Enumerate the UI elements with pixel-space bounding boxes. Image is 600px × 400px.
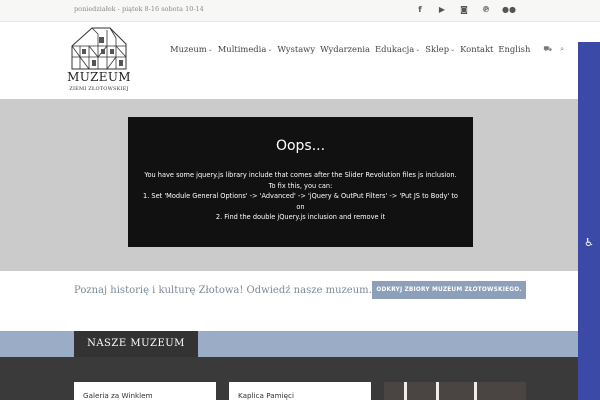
accessibility-strip <box>578 42 600 400</box>
nav-label: Muzeum <box>170 44 207 54</box>
intro-band: Poznaj historię i kulturę Złotowa! Odwie… <box>0 271 578 331</box>
photo-detail <box>404 382 407 400</box>
facebook-icon[interactable]: f <box>414 4 426 16</box>
nav-label: English <box>498 44 531 54</box>
chevron-down-icon: ⌄ <box>207 45 213 53</box>
nav-item-wydarzenia[interactable]: Wydarzenia <box>320 44 370 54</box>
logo-subtitle: ZIEMI ZŁOTOWSKIEJ <box>69 86 129 92</box>
nav-label: Wydarzenia <box>320 44 371 54</box>
social-links: f ▶ ◙ ℗ ●● <box>414 4 516 16</box>
chevron-down-icon: ⌄ <box>267 45 273 53</box>
nav-item-sklep[interactable]: Sklep ⌄ <box>425 44 455 54</box>
nav-label: Multimedia <box>217 44 267 54</box>
nav-item-wystawy[interactable]: Wystawy <box>277 44 315 54</box>
hero-slider: Oops... You have some jquery.js library … <box>0 99 578 271</box>
chevron-down-icon: ⌄ <box>415 45 421 53</box>
nav-item-english[interactable]: English <box>498 44 530 54</box>
card-kaplica[interactable]: Kaplica Pamięci <box>229 382 371 400</box>
error-line: 1. Set 'Module General Options' -> 'Adva… <box>143 192 458 211</box>
cart-icon[interactable]: ⛟ <box>543 45 552 54</box>
nav-label: Sklep <box>425 44 450 54</box>
error-line: To fix this, you can: <box>268 181 333 190</box>
site-logo[interactable]: MUZEUM ZIEMI ZŁOTOWSKIEJ <box>66 26 132 96</box>
card-galeria[interactable]: Galeria za Winklem <box>74 382 216 400</box>
opening-hours: poniedziałek - piątek 8-16 sobota 10-14 <box>74 5 204 13</box>
nav-item-multimedia[interactable]: Multimedia ⌄ <box>218 44 273 54</box>
pinterest-icon[interactable]: ℗ <box>480 4 492 16</box>
section-title: NASZE MUZEUM <box>74 331 198 357</box>
error-title: Oops... <box>275 138 326 154</box>
instagram-icon[interactable]: ◙ <box>458 4 470 16</box>
top-bar: poniedziałek - piątek 8-16 sobota 10-14 … <box>0 0 600 22</box>
nav-item-kontakt[interactable]: Kontakt <box>460 44 493 54</box>
site-header: MUZEUM ZIEMI ZŁOTOWSKIEJ Muzeum ⌄ Multime… <box>0 22 578 99</box>
main-nav: Muzeum ⌄ Multimedia ⌄ Wystawy Wydarzenia E… <box>170 44 564 54</box>
museum-building-icon <box>71 27 127 70</box>
nav-label: Wystawy <box>277 44 316 54</box>
search-icon[interactable]: ⌕ <box>560 45 564 54</box>
accessibility-icon[interactable]: ♿ <box>582 236 596 252</box>
error-line: You have some jquery.js library include … <box>144 171 457 179</box>
flickr-icon[interactable]: ●● <box>502 4 516 16</box>
card-photo[interactable] <box>384 382 526 400</box>
nav-item-muzeum[interactable]: Muzeum ⌄ <box>170 44 213 54</box>
error-line: 2. Find the double jQuery.js inclusion a… <box>215 213 386 221</box>
logo-title: MUZEUM <box>67 70 131 84</box>
discover-collections-button[interactable]: ODKRYJ ZBIORY MUZEUM ZŁOTOWSKIEGO. <box>372 281 526 299</box>
nav-label: Kontakt <box>460 44 494 54</box>
nav-item-edukacja[interactable]: Edukacja ⌄ <box>375 44 420 54</box>
photo-detail <box>436 382 439 400</box>
nav-label: Edukacja <box>375 44 415 54</box>
slider-error-box: Oops... You have some jquery.js library … <box>128 117 473 247</box>
intro-text: Poznaj historię i kulturę Złotowa! Odwie… <box>74 285 372 296</box>
photo-detail <box>474 382 477 400</box>
chevron-down-icon: ⌄ <box>450 45 456 53</box>
youtube-icon[interactable]: ▶ <box>436 4 448 16</box>
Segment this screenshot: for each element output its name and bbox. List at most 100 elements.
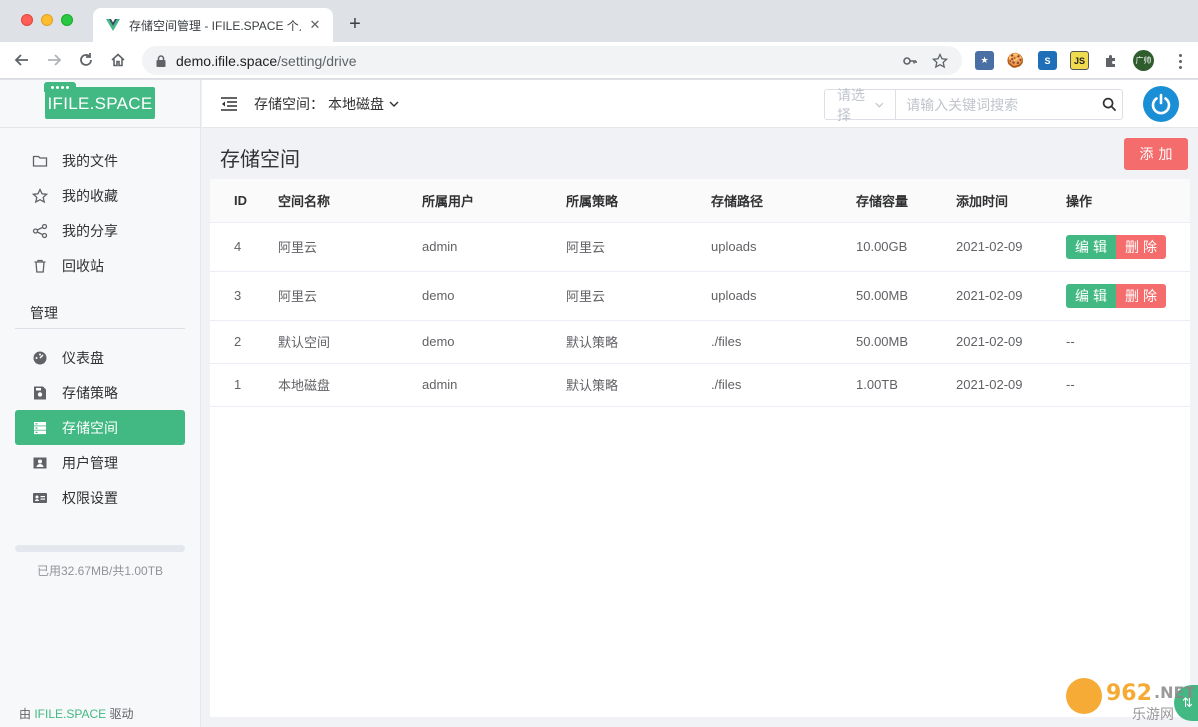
extensions-puzzle-icon[interactable] xyxy=(1101,51,1120,70)
chevron-down-icon xyxy=(875,102,884,108)
cell-path: uploads xyxy=(711,271,856,321)
sidebar-item-my-files[interactable]: 我的文件 xyxy=(15,143,185,178)
col-policy: 所属策略 xyxy=(566,179,711,223)
browser-menu-icon[interactable] xyxy=(1170,51,1190,71)
back-arrow-icon[interactable] xyxy=(11,49,33,71)
extension-s-icon[interactable]: S xyxy=(1038,51,1057,70)
cell-policy: 默认策略 xyxy=(566,363,711,407)
edit-button[interactable]: 编辑 xyxy=(1066,283,1116,308)
cell-actions: 编辑 删除 xyxy=(1066,271,1190,321)
cell-actions: 编辑 删除 xyxy=(1066,222,1190,272)
cell-policy: 阿里云 xyxy=(566,271,711,321)
window-zoom-button[interactable] xyxy=(61,14,73,26)
browser-tab-active[interactable]: 存储空间管理 - IFILE.SPACE 个人 ✕ xyxy=(93,8,333,42)
cell-id: 2 xyxy=(210,320,278,364)
powered-by-link[interactable]: IFILE.SPACE xyxy=(34,707,106,721)
svg-text:.NET: .NET xyxy=(1154,683,1195,702)
power-icon xyxy=(1151,93,1171,115)
cell-user: admin xyxy=(422,222,566,272)
search-group: 请选择 xyxy=(824,87,1123,123)
topbar: 存储空间： 本地磁盘 请选择 xyxy=(202,80,1198,128)
home-icon[interactable] xyxy=(107,49,129,71)
key-icon[interactable] xyxy=(900,51,920,71)
search-icon[interactable] xyxy=(1097,90,1122,119)
table-row: 2 默认空间 demo 默认策略 ./files 50.00MB 2021-02… xyxy=(210,320,1190,364)
window-close-button[interactable] xyxy=(21,14,33,26)
cell-policy: 阿里云 xyxy=(566,222,711,272)
power-logout-button[interactable] xyxy=(1143,86,1179,122)
cell-capacity: 50.00MB xyxy=(856,271,956,321)
svg-text:乐游网: 乐游网 xyxy=(1132,707,1174,723)
cell-time: 2021-02-09 xyxy=(956,363,1066,407)
table-row: 4 阿里云 admin 阿里云 uploads 10.00GB 2021-02-… xyxy=(210,222,1190,272)
reload-icon[interactable] xyxy=(75,49,97,71)
disk-icon xyxy=(32,385,48,401)
cell-name: 阿里云 xyxy=(278,222,422,272)
storage-table: ID 空间名称 所属用户 所属策略 存储路径 存储容量 添加时间 操作 4 阿里… xyxy=(210,179,1190,407)
table-header-row: ID 空间名称 所属用户 所属策略 存储路径 存储容量 添加时间 操作 xyxy=(210,179,1190,223)
manage-section-title: 管理 xyxy=(15,303,185,329)
new-tab-button[interactable]: + xyxy=(342,12,368,38)
address-bar[interactable]: demo.ifile.space/setting/drive xyxy=(142,46,962,75)
storage-table-panel: ID 空间名称 所属用户 所属策略 存储路径 存储容量 添加时间 操作 4 阿里… xyxy=(210,179,1190,717)
cell-name: 本地磁盘 xyxy=(278,363,422,407)
sidebar-item-storage-policy[interactable]: 存储策略 xyxy=(15,375,185,410)
delete-button[interactable]: 删除 xyxy=(1116,234,1166,259)
star-icon xyxy=(32,187,48,204)
cell-user: demo xyxy=(422,271,566,321)
cell-name: 默认空间 xyxy=(278,320,422,364)
cell-id: 3 xyxy=(210,271,278,321)
share-icon xyxy=(32,223,48,239)
server-icon xyxy=(32,420,48,436)
main-menu: 我的文件 我的收藏 我的分享 回收站 xyxy=(0,143,200,283)
sidebar-item-shares[interactable]: 我的分享 xyxy=(15,213,185,248)
dashboard-icon xyxy=(32,350,48,366)
tab-close-icon[interactable]: ✕ xyxy=(307,17,323,33)
sidebar-item-recycle-bin[interactable]: 回收站 xyxy=(15,248,185,283)
cell-path: ./files xyxy=(711,320,856,364)
url-text: demo.ifile.space/setting/drive xyxy=(176,52,357,69)
chevron-down-icon xyxy=(389,101,399,107)
cell-time: 2021-02-09 xyxy=(956,222,1066,272)
logo[interactable]: IFILE.SPACE xyxy=(44,82,155,119)
sidebar-item-favorites[interactable]: 我的收藏 xyxy=(15,178,185,213)
manage-menu: 仪表盘 存储策略 存储空间 用户管理 权限设置 xyxy=(0,340,200,515)
table-row: 3 阿里云 demo 阿里云 uploads 50.00MB 2021-02-0… xyxy=(210,271,1190,321)
cell-time: 2021-02-09 xyxy=(956,320,1066,364)
storage-usage: 已用32.67MB/共1.00TB xyxy=(15,545,185,579)
sidebar-item-permissions[interactable]: 权限设置 xyxy=(15,480,185,515)
window-minimize-button[interactable] xyxy=(41,14,53,26)
extension-cookie-icon[interactable]: 🍪 xyxy=(1006,51,1025,70)
profile-avatar[interactable]: 广帅 xyxy=(1133,50,1154,71)
extension-js-icon[interactable]: JS xyxy=(1070,51,1089,70)
cell-user: demo xyxy=(422,320,566,364)
add-button[interactable]: 添加 xyxy=(1124,138,1188,170)
search-type-select[interactable]: 请选择 xyxy=(825,87,897,123)
sidebar-item-dashboard[interactable]: 仪表盘 xyxy=(15,340,185,375)
col-user: 所属用户 xyxy=(422,179,566,223)
extension-star-icon[interactable]: ★ xyxy=(975,51,994,70)
page-title: 存储空间 xyxy=(220,149,300,171)
cell-user: admin xyxy=(422,363,566,407)
edit-button[interactable]: 编辑 xyxy=(1066,234,1116,259)
lock-icon xyxy=(156,54,166,67)
cell-time: 2021-02-09 xyxy=(956,271,1066,321)
col-path: 存储路径 xyxy=(711,179,856,223)
cell-path: ./files xyxy=(711,363,856,407)
table-row: 1 本地磁盘 admin 默认策略 ./files 1.00TB 2021-02… xyxy=(210,363,1190,407)
user-card-icon xyxy=(32,455,48,471)
cell-id: 1 xyxy=(210,363,278,407)
forward-arrow-icon[interactable] xyxy=(43,49,65,71)
browser-tabbar: 存储空间管理 - IFILE.SPACE 个人 ✕ + xyxy=(0,0,1198,42)
main-content: 存储空间 添加 ID 空间名称 所属用户 所属策略 存储路径 存储容量 添加时间… xyxy=(202,128,1198,727)
delete-button[interactable]: 删除 xyxy=(1116,283,1166,308)
search-input[interactable] xyxy=(896,90,1098,119)
sidebar: IFILE.SPACE 我的文件 我的收藏 我的分享 回收站 管理 仪表盘 存储… xyxy=(0,80,201,727)
bookmark-star-icon[interactable] xyxy=(930,51,950,71)
vue-favicon-icon xyxy=(106,19,120,31)
sidebar-item-storage-space[interactable]: 存储空间 xyxy=(15,410,185,445)
collapse-menu-icon[interactable] xyxy=(220,95,238,113)
sidebar-item-user-management[interactable]: 用户管理 xyxy=(15,445,185,480)
col-capacity: 存储容量 xyxy=(856,179,956,223)
drive-selector[interactable]: 存储空间： 本地磁盘 xyxy=(254,94,401,114)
____
## [Problem to solve]
Please present the lines above as a Markdown table with the columns No. and Entry. Start at the line that contains "accessibility-strip <box>578 42 600 400</box>" and stop after the line that contains "card-kaplica[interactable]: Kaplica Pamięci", numbering each row and omitting blank lines.

## [The answer]
| No. | Entry |
|---|---|
| 1 | accessibility-strip <box>578 42 600 400</box> |
| 2 | nav-label: Muzeum <box>170 44 207 54</box> |
| 3 | intro-band: Poznaj historię i kulturę Złotowa! Odwie… <box>0 271 578 331</box> |
| 4 | photo-detail <box>404 382 407 400</box> |
| 5 | facebook-icon[interactable]: f <box>414 4 426 16</box> |
| 6 | nav-label: English <box>498 44 531 54</box> |
| 7 | chevron-down-icon: ⌄ <box>207 45 213 53</box> |
| 8 | nav-item-wydarzenia[interactable]: Wydarzenia <box>320 44 370 54</box> |
| 9 | logo-subtitle: ZIEMI ZŁOTOWSKIEJ <box>69 86 129 92</box> |
| 10 | nav-label: Wydarzenia <box>320 44 371 54</box> |
| 11 | social-links: f ▶ ◙ ℗ ●● <box>414 4 516 16</box> |
| 12 | chevron-down-icon: ⌄ <box>267 45 273 53</box> |
| 13 | nav-item-sklep[interactable]: Sklep ⌄ <box>425 44 455 54</box> |
| 14 | nav-label: Multimedia <box>217 44 267 54</box> |
| 15 | nav-item-wystawy[interactable]: Wystawy <box>277 44 315 54</box> |
| 16 | hero-slider: Oops... You have some jquery.js library … <box>0 99 578 271</box> |
| 17 | chevron-down-icon: ⌄ <box>415 45 421 53</box> |
| 18 | nav-item-english[interactable]: English <box>498 44 530 54</box> |
| 19 | card-kaplica[interactable]: Kaplica Pamięci <box>229 382 371 400</box> |